● Exercise requirements:
Put the data from the line with "y-tick-label: 20 bbox=[32, 268, 44, 280]" up to and including the line with "x-tick-label: 20 bbox=[331, 355, 343, 367]" into a Markdown table with the columns Row and Text, numbering each line and leaving out blank lines. Include only those lines.

Collection entries:

= = =

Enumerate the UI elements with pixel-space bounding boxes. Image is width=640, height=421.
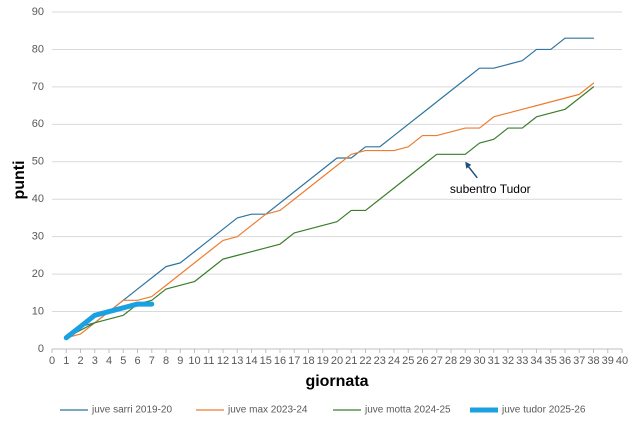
y-tick-label: 20 bbox=[32, 268, 44, 280]
x-tick-label: 24 bbox=[388, 355, 400, 367]
annotation-text: subentro Tudor bbox=[450, 182, 531, 196]
x-axis-title: giornata bbox=[305, 373, 368, 390]
x-tick-label: 39 bbox=[602, 355, 614, 367]
y-tick-label: 30 bbox=[32, 231, 44, 243]
y-tick-label: 50 bbox=[32, 156, 44, 168]
series-line bbox=[65, 37, 595, 339]
y-tick-label: 80 bbox=[32, 43, 44, 55]
series-line bbox=[63, 301, 155, 341]
x-tick-label: 27 bbox=[431, 355, 443, 367]
x-tick-label: 12 bbox=[217, 355, 229, 367]
x-tick-label: 38 bbox=[587, 355, 599, 367]
y-tick-label: 10 bbox=[32, 305, 44, 317]
x-tick-label: 20 bbox=[331, 355, 343, 367]
x-tick-label: 17 bbox=[288, 355, 300, 367]
x-tick-label: 31 bbox=[488, 355, 500, 367]
x-tick-label: 37 bbox=[573, 355, 585, 367]
x-tick-label: 8 bbox=[163, 355, 169, 367]
x-tick-label: 21 bbox=[345, 355, 357, 367]
x-tick-label: 36 bbox=[559, 355, 571, 367]
x-tick-label: 3 bbox=[92, 355, 98, 367]
y-tick-label: 0 bbox=[38, 343, 44, 355]
x-tick-label: 11 bbox=[203, 355, 214, 367]
x-tick-label: 6 bbox=[134, 355, 140, 367]
x-tick-label: 13 bbox=[231, 355, 243, 367]
y-axis-title: punti bbox=[11, 160, 28, 199]
x-tick-label: 7 bbox=[149, 355, 155, 367]
x-tick-label: 35 bbox=[545, 355, 557, 367]
annotation-arrowhead bbox=[465, 161, 472, 169]
x-tick-label: 34 bbox=[530, 355, 542, 367]
y-tick-label: 40 bbox=[32, 193, 44, 205]
legend-label: juve max 2023-24 bbox=[227, 405, 308, 416]
x-tick-label: 16 bbox=[274, 355, 286, 367]
x-tick-label: 18 bbox=[302, 355, 314, 367]
series-line bbox=[65, 86, 595, 339]
legend-label: juve sarri 2019-20 bbox=[91, 405, 172, 416]
x-tick-label: 40 bbox=[616, 355, 628, 367]
y-tick-label: 90 bbox=[32, 6, 44, 18]
x-tick-label: 30 bbox=[473, 355, 485, 367]
x-tick-label: 32 bbox=[502, 355, 514, 367]
series-line bbox=[65, 82, 595, 339]
x-tick-label: 23 bbox=[374, 355, 386, 367]
x-tick-label: 10 bbox=[188, 355, 200, 367]
y-tick-label: 60 bbox=[32, 118, 44, 130]
legend-label: juve motta 2024-25 bbox=[364, 405, 451, 416]
x-tick-label: 0 bbox=[49, 355, 55, 367]
x-tick-label: 14 bbox=[245, 355, 257, 367]
x-tick-label: 15 bbox=[260, 355, 272, 367]
x-tick-label: 9 bbox=[177, 355, 183, 367]
x-tick-label: 19 bbox=[317, 355, 329, 367]
legend-label: juve tudor 2025-26 bbox=[501, 405, 586, 416]
x-tick-label: 29 bbox=[459, 355, 471, 367]
x-tick-label: 1 bbox=[63, 355, 69, 367]
x-tick-label: 4 bbox=[106, 355, 112, 367]
x-tick-label: 28 bbox=[445, 355, 457, 367]
x-tick-label: 33 bbox=[516, 355, 528, 367]
x-tick-label: 25 bbox=[402, 355, 414, 367]
x-tick-label: 22 bbox=[359, 355, 371, 367]
y-tick-label: 70 bbox=[32, 81, 44, 93]
x-tick-label: 5 bbox=[120, 355, 126, 367]
x-tick-label: 2 bbox=[77, 355, 83, 367]
x-tick-label: 26 bbox=[416, 355, 428, 367]
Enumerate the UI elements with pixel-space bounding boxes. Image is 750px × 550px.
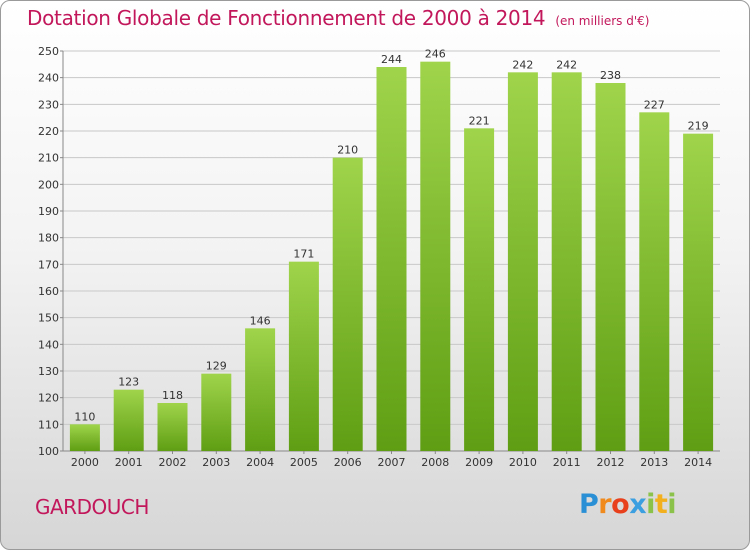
brand-letter: r — [598, 489, 612, 520]
brand-letter: P — [579, 489, 599, 520]
y-tick-label: 170 — [38, 258, 59, 271]
bar — [332, 157, 363, 451]
bar — [683, 133, 714, 451]
data-label: 227 — [644, 98, 665, 111]
bars — [69, 61, 714, 452]
data-label: 171 — [293, 248, 314, 261]
x-tick-label: 2003 — [202, 456, 230, 469]
y-tick-label: 150 — [38, 312, 59, 325]
data-label: 110 — [74, 410, 95, 423]
x-tick-label: 2011 — [553, 456, 581, 469]
x-tick-label: 2008 — [421, 456, 449, 469]
x-tick-label: 2006 — [334, 456, 362, 469]
chart-subtitle: (en milliers d'€) — [555, 14, 650, 28]
y-tick-label: 200 — [38, 178, 59, 191]
brand-letter: i — [646, 489, 655, 520]
data-label: 123 — [118, 376, 139, 389]
y-tick-label: 140 — [38, 338, 59, 351]
y-tick-label: 110 — [38, 418, 59, 431]
bar — [595, 83, 626, 451]
y-tick-label: 250 — [38, 45, 59, 58]
x-tick-label: 2004 — [246, 456, 274, 469]
x-tick-label: 2014 — [684, 456, 712, 469]
axes: 100 110 120 130 140 150 160 170 180 190 200 210 220 2… — [38, 45, 720, 469]
bar — [245, 328, 276, 451]
bar — [551, 72, 582, 451]
bar — [507, 72, 538, 451]
bar — [288, 261, 319, 451]
brand-letter: i — [667, 489, 677, 520]
bar — [69, 424, 100, 451]
x-tick-label: 2002 — [159, 456, 187, 469]
data-label: 146 — [250, 314, 271, 327]
data-label: 129 — [206, 360, 227, 373]
data-label: 242 — [512, 58, 533, 71]
data-label: 210 — [337, 144, 358, 157]
bar — [201, 373, 232, 451]
x-tick-label: 2000 — [71, 456, 99, 469]
x-tick-label: 2005 — [290, 456, 318, 469]
chart-title: Dotation Globale de Fonctionnement de 20… — [27, 6, 546, 30]
y-tick-label: 180 — [38, 232, 59, 245]
data-label: 244 — [381, 53, 402, 66]
x-tick-label: 2001 — [115, 456, 143, 469]
data-label: 238 — [600, 69, 621, 82]
x-tick-label: 2007 — [378, 456, 406, 469]
bar — [420, 61, 451, 452]
title-row: Dotation Globale de Fonctionnement de 20… — [27, 6, 649, 30]
commune-name: GARDOUCH — [35, 495, 149, 519]
y-tick-label: 160 — [38, 285, 59, 298]
brand-letter: o — [611, 489, 630, 520]
x-tick-label: 2013 — [640, 456, 668, 469]
data-label: 219 — [688, 120, 709, 133]
data-label: 221 — [469, 114, 490, 127]
data-labels: 110 123 118 129 146 171 210 244 246 221 242 242 238 2… — [74, 48, 708, 424]
y-tick-label: 190 — [38, 205, 59, 218]
x-tick-label: 2012 — [597, 456, 625, 469]
data-label: 242 — [556, 58, 577, 71]
x-tick-label: 2009 — [465, 456, 493, 469]
brand-letter: x — [629, 489, 647, 520]
data-label: 118 — [162, 389, 183, 402]
y-tick-label: 100 — [38, 445, 59, 458]
y-tick-label: 240 — [38, 72, 59, 85]
brand-logo: Proxiti — [579, 489, 677, 520]
y-tick-label: 220 — [38, 125, 59, 138]
y-tick-label: 210 — [38, 152, 59, 165]
bar — [639, 112, 670, 451]
bar — [113, 389, 144, 451]
bar — [376, 67, 407, 451]
brand-letter: t — [654, 489, 668, 520]
y-tick-label: 230 — [38, 98, 59, 111]
x-tick-label: 2010 — [509, 456, 537, 469]
bar — [464, 128, 495, 451]
data-label: 246 — [425, 48, 446, 61]
y-tick-label: 130 — [38, 365, 59, 378]
bar — [157, 403, 188, 451]
y-tick-label: 120 — [38, 392, 59, 405]
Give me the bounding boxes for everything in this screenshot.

= = =

● Task output:
| Row | Text |
|---|---|
| 1 | y-tick-label: 20 bbox=[32, 268, 44, 280] |
| 2 | x-tick-label: 24 bbox=[388, 355, 400, 367] |
| 3 | annotation-text: subentro Tudor bbox=[450, 182, 531, 196] |
| 4 | x-axis-title: giornata bbox=[305, 373, 368, 390] |
| 5 | x-tick-label: 39 bbox=[602, 355, 614, 367] |
| 6 | y-tick-label: 30 bbox=[32, 231, 44, 243] |
| 7 | y-tick-label: 50 bbox=[32, 156, 44, 168] |
| 8 | series-line bbox=[65, 37, 595, 339] |
| 9 | y-tick-label: 80 bbox=[32, 43, 44, 55] |
| 10 | series-line bbox=[63, 301, 155, 341] |
| 11 | x-tick-label: 27 bbox=[431, 355, 443, 367] |
| 12 | x-tick-label: 12 bbox=[217, 355, 229, 367] |
| 13 | x-tick-label: 38 bbox=[587, 355, 599, 367] |
| 14 | y-tick-label: 10 bbox=[32, 305, 44, 317] |
| 15 | x-tick-label: 20 bbox=[331, 355, 343, 367] |